* Task details
How many separate lines in this material contain the string "highest"? Respond with the number alone.

* Data
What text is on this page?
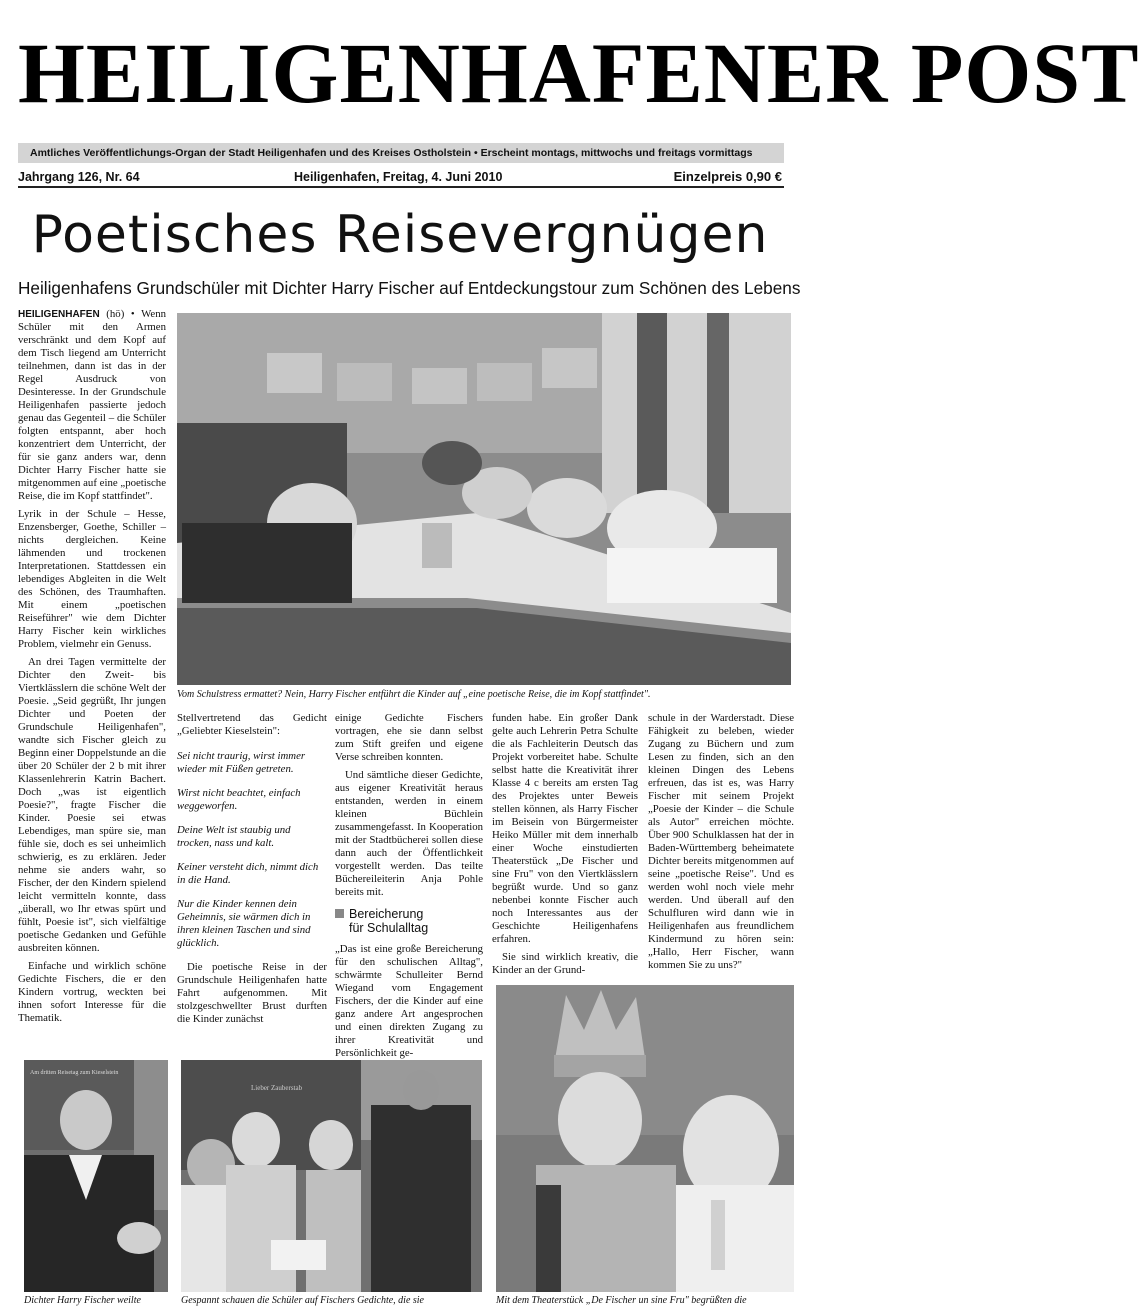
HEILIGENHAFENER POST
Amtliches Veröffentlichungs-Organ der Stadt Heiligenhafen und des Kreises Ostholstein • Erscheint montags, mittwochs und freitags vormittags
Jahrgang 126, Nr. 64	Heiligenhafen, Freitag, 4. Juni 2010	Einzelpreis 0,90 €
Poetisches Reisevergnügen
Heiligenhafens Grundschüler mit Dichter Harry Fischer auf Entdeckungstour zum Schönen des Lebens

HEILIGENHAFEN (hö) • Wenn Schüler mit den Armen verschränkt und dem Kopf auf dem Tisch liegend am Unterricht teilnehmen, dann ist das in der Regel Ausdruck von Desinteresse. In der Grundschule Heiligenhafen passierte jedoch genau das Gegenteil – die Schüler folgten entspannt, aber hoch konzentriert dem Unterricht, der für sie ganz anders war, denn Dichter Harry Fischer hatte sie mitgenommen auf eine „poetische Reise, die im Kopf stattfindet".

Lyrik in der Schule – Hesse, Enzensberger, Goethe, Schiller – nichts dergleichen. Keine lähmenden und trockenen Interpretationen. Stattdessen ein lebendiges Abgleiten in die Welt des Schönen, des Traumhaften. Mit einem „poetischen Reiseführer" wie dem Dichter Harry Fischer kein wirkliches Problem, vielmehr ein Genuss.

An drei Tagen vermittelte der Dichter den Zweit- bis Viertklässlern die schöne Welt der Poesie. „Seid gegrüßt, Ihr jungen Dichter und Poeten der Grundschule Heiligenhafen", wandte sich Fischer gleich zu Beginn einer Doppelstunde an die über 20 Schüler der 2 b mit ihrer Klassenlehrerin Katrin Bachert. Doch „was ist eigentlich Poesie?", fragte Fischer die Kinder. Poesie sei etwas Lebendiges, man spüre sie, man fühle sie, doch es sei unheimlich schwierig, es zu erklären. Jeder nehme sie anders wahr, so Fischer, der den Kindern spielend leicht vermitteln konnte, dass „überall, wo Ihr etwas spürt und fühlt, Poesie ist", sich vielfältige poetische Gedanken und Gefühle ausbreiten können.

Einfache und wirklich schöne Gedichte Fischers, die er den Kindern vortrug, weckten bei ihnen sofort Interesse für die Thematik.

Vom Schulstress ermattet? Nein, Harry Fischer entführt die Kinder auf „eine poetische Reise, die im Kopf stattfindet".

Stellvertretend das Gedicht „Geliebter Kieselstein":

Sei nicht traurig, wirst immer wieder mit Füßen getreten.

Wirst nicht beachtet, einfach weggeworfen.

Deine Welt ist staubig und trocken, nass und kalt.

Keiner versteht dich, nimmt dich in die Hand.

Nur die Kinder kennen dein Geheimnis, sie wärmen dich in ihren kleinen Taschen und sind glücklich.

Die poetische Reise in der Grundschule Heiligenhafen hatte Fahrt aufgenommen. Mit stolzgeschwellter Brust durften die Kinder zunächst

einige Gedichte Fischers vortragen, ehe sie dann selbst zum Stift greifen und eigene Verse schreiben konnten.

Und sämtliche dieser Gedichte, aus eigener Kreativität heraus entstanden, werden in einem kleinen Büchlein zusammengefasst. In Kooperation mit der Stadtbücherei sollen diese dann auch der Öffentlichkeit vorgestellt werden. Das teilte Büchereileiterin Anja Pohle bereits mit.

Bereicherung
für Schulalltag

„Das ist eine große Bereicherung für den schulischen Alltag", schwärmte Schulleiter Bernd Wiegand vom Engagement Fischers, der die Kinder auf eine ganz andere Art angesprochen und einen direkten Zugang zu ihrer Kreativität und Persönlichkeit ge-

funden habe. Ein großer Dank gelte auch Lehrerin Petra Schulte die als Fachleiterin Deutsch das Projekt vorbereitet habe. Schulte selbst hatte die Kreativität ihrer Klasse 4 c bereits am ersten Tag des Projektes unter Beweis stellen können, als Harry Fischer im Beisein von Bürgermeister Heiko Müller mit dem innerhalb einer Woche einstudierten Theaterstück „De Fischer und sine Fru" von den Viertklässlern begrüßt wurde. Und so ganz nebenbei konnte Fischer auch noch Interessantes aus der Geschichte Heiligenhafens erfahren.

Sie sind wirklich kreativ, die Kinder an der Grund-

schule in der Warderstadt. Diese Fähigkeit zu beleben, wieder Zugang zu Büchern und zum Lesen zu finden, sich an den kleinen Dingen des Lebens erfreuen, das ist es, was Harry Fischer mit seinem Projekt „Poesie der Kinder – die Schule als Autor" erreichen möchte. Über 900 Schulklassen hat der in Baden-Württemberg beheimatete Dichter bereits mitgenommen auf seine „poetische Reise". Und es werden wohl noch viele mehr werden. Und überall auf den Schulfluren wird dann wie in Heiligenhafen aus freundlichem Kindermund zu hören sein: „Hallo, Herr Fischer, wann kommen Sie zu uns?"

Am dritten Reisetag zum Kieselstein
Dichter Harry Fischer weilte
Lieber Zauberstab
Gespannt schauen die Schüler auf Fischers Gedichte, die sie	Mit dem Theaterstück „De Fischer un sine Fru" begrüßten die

---

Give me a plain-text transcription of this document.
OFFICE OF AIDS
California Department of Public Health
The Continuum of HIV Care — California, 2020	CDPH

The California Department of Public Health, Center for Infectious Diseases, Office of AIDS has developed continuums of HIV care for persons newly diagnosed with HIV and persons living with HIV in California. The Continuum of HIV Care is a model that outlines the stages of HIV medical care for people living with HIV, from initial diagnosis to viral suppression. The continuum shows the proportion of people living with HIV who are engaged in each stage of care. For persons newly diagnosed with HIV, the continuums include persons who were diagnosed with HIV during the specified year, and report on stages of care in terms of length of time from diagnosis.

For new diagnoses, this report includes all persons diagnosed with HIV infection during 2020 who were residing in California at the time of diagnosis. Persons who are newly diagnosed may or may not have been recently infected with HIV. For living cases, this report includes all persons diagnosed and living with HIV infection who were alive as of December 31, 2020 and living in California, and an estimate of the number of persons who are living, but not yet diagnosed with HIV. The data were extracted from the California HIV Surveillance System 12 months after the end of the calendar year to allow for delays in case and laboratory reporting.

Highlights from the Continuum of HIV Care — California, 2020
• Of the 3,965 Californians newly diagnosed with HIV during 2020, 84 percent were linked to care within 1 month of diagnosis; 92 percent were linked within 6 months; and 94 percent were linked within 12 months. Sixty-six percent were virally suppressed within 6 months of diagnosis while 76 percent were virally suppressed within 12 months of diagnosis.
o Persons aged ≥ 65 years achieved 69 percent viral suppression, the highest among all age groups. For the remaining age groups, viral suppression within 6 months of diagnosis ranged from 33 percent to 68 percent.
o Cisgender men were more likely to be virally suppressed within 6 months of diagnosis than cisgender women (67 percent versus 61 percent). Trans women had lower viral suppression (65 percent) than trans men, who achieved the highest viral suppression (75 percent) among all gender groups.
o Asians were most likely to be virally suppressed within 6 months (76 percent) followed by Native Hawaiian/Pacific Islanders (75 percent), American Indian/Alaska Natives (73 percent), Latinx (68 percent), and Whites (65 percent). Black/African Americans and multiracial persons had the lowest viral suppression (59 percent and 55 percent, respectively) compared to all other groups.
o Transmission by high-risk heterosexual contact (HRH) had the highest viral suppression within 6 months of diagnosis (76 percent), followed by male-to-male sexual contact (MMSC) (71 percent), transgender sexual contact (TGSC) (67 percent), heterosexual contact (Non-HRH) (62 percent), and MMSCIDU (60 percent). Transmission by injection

* Result of the task
3